### [WORK TO BE COMPLETED]
Locate and copy all lines bearing the word "couverture".

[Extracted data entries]
-=-=-=-=-

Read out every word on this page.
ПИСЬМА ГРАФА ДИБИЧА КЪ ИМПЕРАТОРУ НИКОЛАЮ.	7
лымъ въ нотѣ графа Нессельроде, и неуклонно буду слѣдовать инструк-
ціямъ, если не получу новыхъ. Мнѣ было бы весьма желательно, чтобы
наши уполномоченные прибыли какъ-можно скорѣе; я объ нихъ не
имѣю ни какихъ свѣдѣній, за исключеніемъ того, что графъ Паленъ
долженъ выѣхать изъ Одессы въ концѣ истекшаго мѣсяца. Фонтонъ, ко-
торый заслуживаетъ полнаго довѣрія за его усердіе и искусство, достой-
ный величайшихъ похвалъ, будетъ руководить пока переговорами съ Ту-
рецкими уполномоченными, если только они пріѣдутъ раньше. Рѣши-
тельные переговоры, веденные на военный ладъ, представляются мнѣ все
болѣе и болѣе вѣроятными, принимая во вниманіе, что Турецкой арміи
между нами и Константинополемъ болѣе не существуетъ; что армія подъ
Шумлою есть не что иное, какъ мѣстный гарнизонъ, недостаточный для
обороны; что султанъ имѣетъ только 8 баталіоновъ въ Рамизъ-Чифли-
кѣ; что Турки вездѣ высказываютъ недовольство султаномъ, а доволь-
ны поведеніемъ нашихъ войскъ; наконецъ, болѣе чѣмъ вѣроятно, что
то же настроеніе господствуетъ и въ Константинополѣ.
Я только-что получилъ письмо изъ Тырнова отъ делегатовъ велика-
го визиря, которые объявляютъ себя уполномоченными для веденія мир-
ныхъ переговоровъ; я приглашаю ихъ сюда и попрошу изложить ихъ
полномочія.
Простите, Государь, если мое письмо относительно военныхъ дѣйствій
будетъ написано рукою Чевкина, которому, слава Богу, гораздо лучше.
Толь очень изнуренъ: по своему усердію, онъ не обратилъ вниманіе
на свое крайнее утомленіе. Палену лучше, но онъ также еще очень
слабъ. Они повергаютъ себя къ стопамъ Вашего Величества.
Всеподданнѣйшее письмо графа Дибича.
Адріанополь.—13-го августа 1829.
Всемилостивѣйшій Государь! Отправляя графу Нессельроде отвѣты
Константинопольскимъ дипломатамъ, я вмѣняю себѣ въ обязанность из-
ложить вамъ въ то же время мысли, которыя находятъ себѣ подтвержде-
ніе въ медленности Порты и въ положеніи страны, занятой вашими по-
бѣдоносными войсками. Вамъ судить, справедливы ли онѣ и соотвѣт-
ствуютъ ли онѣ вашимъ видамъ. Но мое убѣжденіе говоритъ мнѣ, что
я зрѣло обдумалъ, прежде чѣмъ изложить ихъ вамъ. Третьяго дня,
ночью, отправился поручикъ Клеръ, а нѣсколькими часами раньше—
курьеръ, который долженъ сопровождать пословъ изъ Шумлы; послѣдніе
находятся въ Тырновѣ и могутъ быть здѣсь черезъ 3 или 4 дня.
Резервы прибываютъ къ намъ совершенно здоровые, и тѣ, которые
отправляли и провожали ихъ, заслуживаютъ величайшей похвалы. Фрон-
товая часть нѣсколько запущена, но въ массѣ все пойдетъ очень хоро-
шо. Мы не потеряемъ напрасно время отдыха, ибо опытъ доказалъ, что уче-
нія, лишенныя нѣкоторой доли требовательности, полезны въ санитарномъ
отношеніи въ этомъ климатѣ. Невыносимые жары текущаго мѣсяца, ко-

-=-=-=-=-

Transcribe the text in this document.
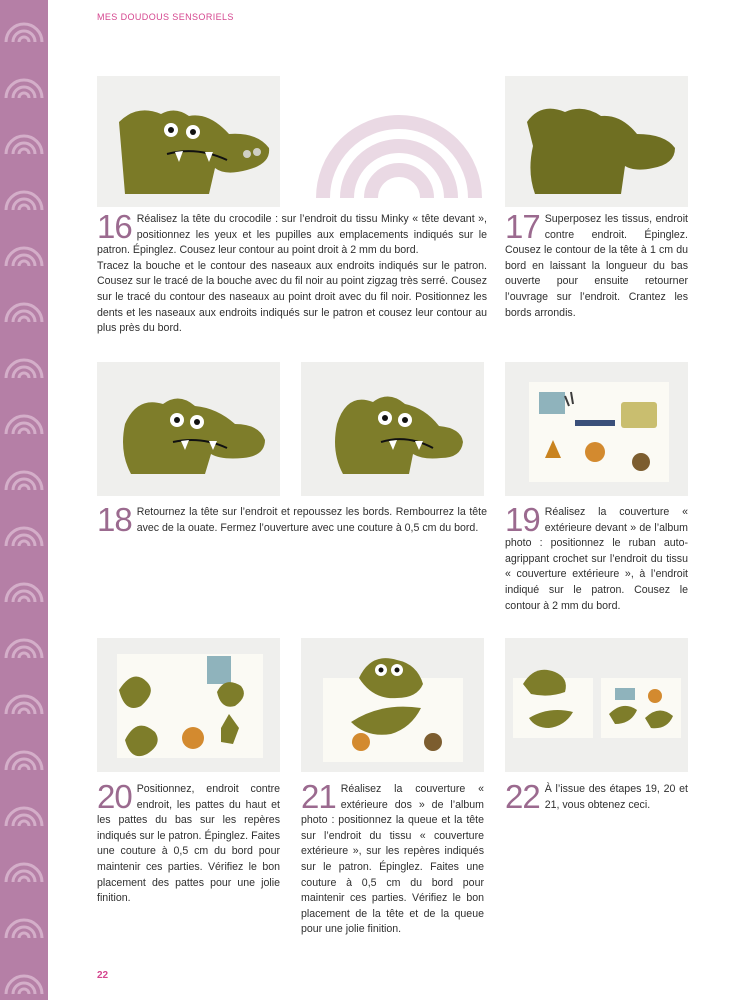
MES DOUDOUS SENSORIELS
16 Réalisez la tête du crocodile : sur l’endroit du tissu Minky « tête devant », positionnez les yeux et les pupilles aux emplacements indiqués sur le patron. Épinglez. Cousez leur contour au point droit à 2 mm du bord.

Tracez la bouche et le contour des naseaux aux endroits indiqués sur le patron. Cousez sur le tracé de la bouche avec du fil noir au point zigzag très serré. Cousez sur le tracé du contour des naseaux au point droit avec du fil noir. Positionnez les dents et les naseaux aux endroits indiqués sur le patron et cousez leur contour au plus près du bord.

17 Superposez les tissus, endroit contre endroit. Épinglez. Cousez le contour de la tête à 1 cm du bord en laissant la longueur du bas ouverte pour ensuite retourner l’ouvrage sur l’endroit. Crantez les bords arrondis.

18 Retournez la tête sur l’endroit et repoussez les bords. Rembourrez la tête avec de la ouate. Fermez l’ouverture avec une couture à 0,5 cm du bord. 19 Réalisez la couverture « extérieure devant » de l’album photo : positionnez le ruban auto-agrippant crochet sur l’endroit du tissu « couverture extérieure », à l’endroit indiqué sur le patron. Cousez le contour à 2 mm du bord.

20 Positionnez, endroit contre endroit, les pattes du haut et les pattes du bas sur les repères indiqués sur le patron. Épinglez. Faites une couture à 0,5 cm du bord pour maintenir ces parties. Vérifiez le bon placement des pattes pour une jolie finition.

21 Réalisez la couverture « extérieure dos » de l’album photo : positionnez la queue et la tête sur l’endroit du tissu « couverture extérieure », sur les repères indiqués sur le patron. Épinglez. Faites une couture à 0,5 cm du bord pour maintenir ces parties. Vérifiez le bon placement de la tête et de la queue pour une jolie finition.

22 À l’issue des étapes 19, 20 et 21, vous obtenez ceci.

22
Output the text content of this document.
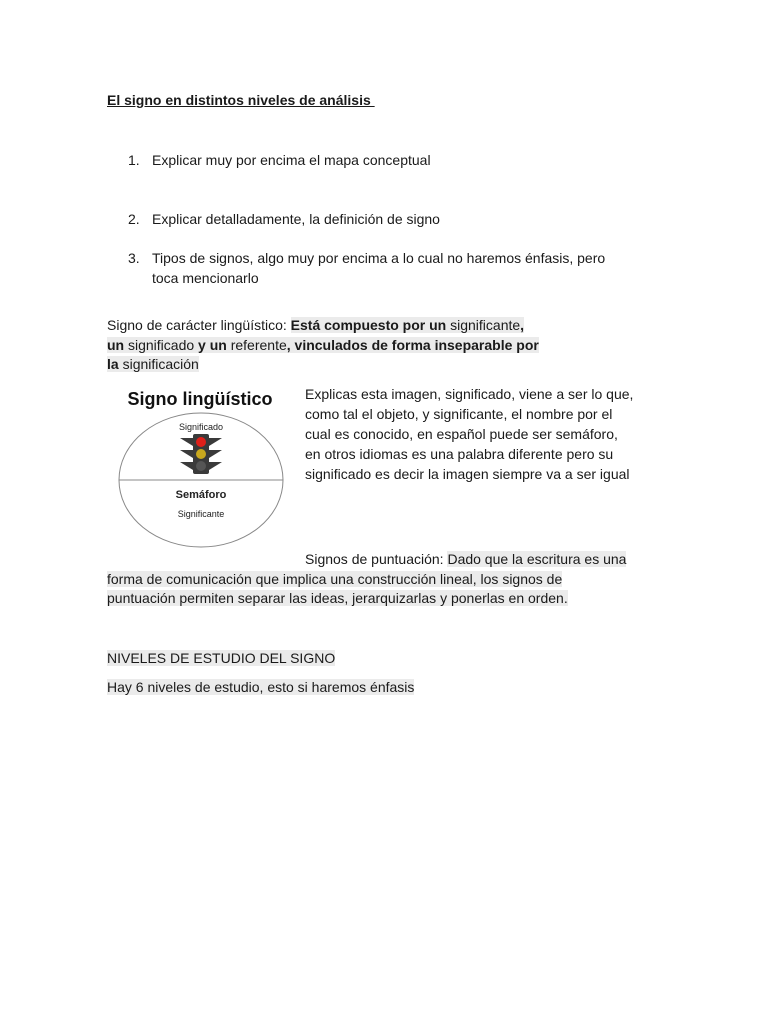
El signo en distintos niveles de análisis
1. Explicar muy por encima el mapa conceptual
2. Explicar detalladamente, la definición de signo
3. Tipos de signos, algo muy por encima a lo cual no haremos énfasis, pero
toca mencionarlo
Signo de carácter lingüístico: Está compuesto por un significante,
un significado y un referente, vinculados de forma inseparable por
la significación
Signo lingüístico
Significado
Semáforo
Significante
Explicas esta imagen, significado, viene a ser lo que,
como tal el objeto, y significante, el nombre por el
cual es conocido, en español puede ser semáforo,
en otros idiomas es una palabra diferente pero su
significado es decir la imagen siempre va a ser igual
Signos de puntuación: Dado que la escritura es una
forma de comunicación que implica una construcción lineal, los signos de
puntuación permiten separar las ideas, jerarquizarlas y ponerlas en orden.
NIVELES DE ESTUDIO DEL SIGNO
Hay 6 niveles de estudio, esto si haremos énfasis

-=-=-=-=-

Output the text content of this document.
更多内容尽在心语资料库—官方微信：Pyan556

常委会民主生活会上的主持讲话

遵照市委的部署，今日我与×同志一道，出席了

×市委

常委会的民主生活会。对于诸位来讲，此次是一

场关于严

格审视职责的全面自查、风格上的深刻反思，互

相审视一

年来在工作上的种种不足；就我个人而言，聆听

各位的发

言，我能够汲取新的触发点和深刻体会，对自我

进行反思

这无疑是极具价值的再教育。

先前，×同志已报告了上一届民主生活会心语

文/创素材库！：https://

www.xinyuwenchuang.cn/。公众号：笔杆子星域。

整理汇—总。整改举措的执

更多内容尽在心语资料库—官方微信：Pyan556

-=-=-=-=-

### [IN RESPONSE]
18 Retournez la tête sur l’endroit et repoussez les bords. Rembourrez la tête avec de la ouate. Fermez l’ouverture avec une couture à 0,5 cm du bord. 19 Réalisez la couverture « extérieure devant » de l’album photo : positionnez le ruban auto-agrippant crochet sur l’endroit du tissu « couverture extérieure », à l’endroit indiqué sur le patron. Cousez le contour à 2 mm du bord.
21 Réalisez la couverture « extérieure dos » de l’album photo : positionnez la queue et la tête sur l’endroit du tissu « couverture extérieure », sur les repères indiqués sur le patron. Épinglez. Faites une couture à 0,5 cm du bord pour maintenir ces parties. Vérifiez le bon placement de la tête et de la queue pour une jolie finition.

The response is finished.